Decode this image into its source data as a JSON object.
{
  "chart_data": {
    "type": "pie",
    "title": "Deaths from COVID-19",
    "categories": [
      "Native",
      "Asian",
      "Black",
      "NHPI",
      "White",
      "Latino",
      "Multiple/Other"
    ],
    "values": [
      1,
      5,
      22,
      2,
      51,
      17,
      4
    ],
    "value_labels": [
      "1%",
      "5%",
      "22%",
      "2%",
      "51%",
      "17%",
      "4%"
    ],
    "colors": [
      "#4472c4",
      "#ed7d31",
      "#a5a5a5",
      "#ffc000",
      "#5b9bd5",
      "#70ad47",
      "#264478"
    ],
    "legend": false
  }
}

> **THE TASK**
Reproduce the data, keeping every line exactly the same.

> **COMPLETE OUTPUT**
Decode this image into its source data as a JSON object.
{
  "chart_data": {
    "type": "pie",
    "title": "Deaths from COVID-19",
    "categories": [
      "Native",
      "Asian",
      "Black",
      "NHPI",
      "White",
      "Latino",
      "Multiple/Other"
    ],
    "values": [
      1,
      5,
      22,
      2,
      51,
      17,
      4
    ],
    "value_labels": [
      "1%",
      "5%",
      "22%",
      "2%",
      "51%",
      "17%",
      "4%"
    ],
    "colors": [
      "#4472c4",
      "#ed7d31",
      "#a5a5a5",
      "#ffc000",
      "#5b9bd5",
      "#70ad47",
      "#264478"
    ],
    "legend": false
  }
}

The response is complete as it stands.